• WHAT YOU NEED TO DO
Revise the lines starting at the one containing "x-tick-label: 340 <box>286" and ending at the one containing "series-label: UV <box>696 796 739 830</box>", putting "EMISSION WAVELENGTH" wherever "WAVELENGTH" appears and changing nothing else. Return only those lines.

• EXTRACTED ENTRIES
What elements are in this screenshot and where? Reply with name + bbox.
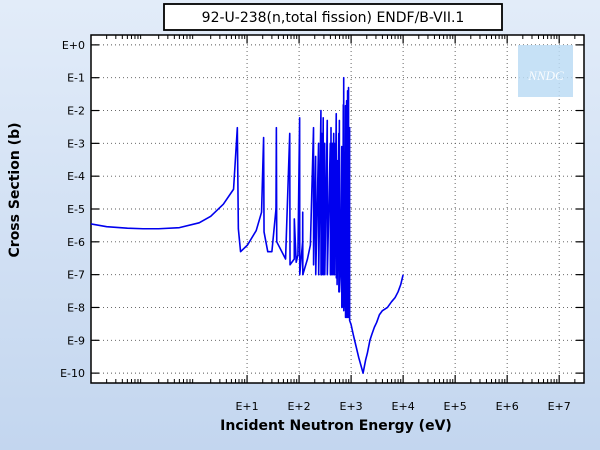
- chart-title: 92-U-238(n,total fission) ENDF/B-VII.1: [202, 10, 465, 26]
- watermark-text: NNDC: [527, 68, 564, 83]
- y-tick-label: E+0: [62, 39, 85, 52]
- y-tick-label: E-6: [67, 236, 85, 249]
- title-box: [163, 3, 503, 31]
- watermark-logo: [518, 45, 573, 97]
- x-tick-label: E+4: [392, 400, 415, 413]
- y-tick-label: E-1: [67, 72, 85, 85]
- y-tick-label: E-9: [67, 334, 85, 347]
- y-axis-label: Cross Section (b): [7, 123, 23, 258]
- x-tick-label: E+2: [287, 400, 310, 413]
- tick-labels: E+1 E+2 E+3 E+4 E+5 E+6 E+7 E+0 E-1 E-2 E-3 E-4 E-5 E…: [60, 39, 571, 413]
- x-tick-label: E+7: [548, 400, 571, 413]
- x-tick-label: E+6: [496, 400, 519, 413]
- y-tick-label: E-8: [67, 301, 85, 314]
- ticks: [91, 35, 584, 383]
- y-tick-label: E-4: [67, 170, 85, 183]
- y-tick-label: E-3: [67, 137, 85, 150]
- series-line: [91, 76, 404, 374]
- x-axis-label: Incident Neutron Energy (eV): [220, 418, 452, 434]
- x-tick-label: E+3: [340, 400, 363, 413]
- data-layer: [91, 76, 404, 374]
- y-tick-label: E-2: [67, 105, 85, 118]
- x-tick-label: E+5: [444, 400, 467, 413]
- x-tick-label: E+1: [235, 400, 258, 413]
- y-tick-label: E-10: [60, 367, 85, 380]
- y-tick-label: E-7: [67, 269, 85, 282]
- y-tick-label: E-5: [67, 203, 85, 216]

* * *

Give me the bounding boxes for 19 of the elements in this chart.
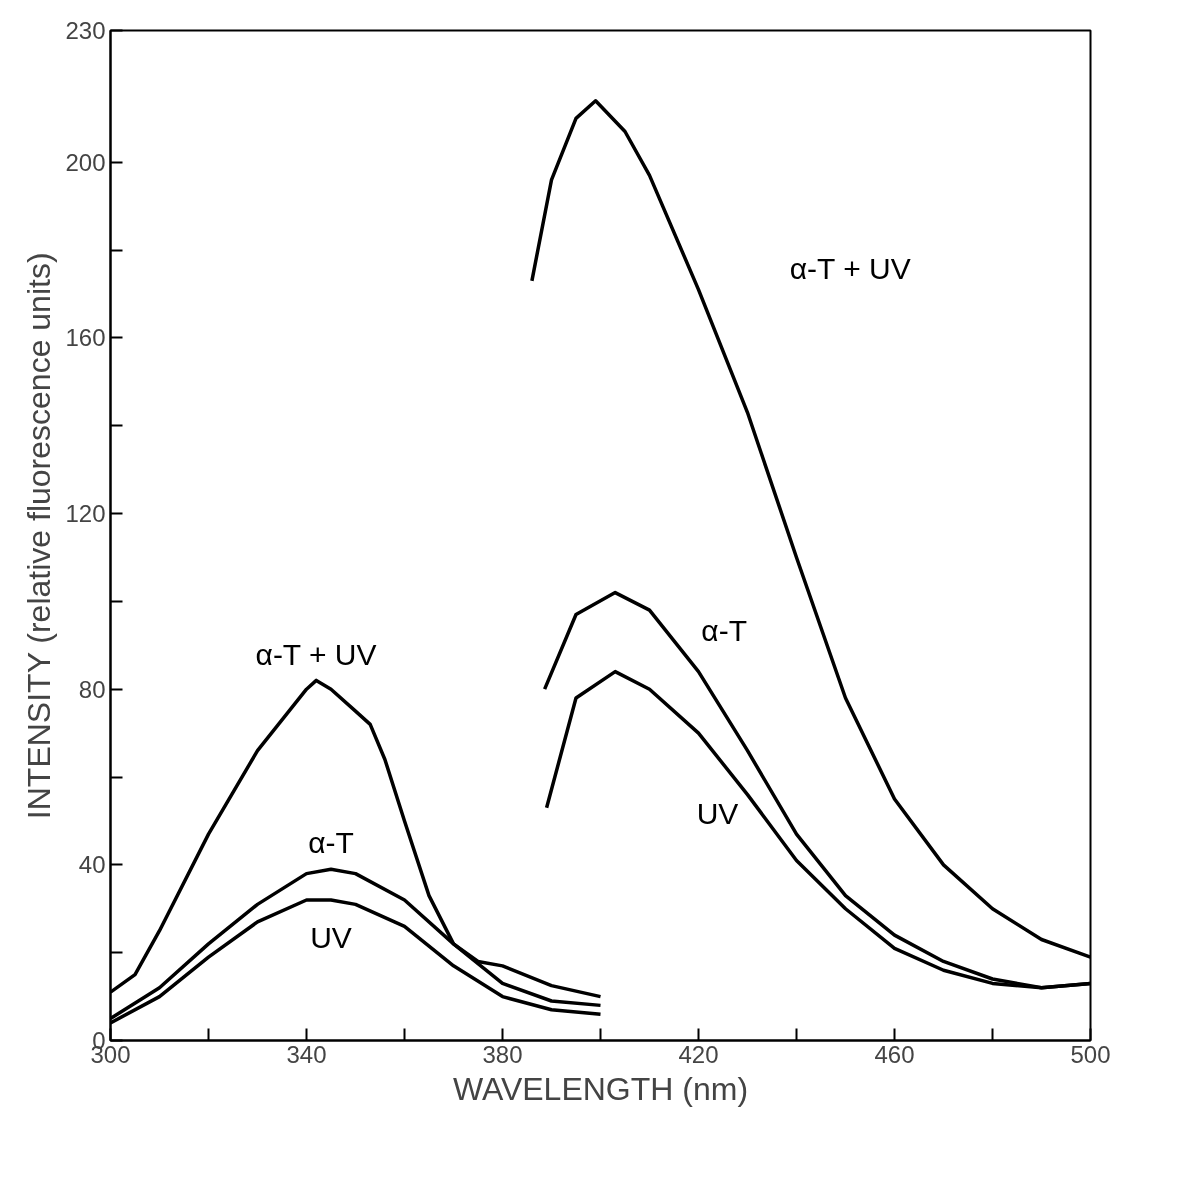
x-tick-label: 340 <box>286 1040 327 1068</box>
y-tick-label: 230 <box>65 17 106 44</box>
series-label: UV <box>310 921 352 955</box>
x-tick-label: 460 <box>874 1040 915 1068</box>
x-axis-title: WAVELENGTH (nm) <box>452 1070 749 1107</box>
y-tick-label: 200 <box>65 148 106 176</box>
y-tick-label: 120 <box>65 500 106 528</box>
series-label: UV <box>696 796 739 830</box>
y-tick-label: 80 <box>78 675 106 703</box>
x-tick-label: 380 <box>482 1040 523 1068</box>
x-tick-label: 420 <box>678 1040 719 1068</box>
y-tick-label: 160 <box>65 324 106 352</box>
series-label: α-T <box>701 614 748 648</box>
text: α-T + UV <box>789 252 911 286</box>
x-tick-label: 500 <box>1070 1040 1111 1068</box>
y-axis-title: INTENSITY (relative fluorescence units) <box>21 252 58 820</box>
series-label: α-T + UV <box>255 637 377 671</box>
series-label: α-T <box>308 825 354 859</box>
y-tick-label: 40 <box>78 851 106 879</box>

• SOLUTION TO THIS PROBLEM
x-tick-label: 340 <box>286 1040 327 1068</box>
y-tick-label: 230 <box>65 17 106 44</box>
series-label: UV <box>310 921 352 955</box>
x-tick-label: 460 <box>874 1040 915 1068</box>
x-axis-title: EMISSION WAVELENGTH (nm) <box>452 1070 749 1107</box>
y-tick-label: 200 <box>65 148 106 176</box>
y-tick-label: 120 <box>65 500 106 528</box>
series-label: UV <box>696 796 739 830</box>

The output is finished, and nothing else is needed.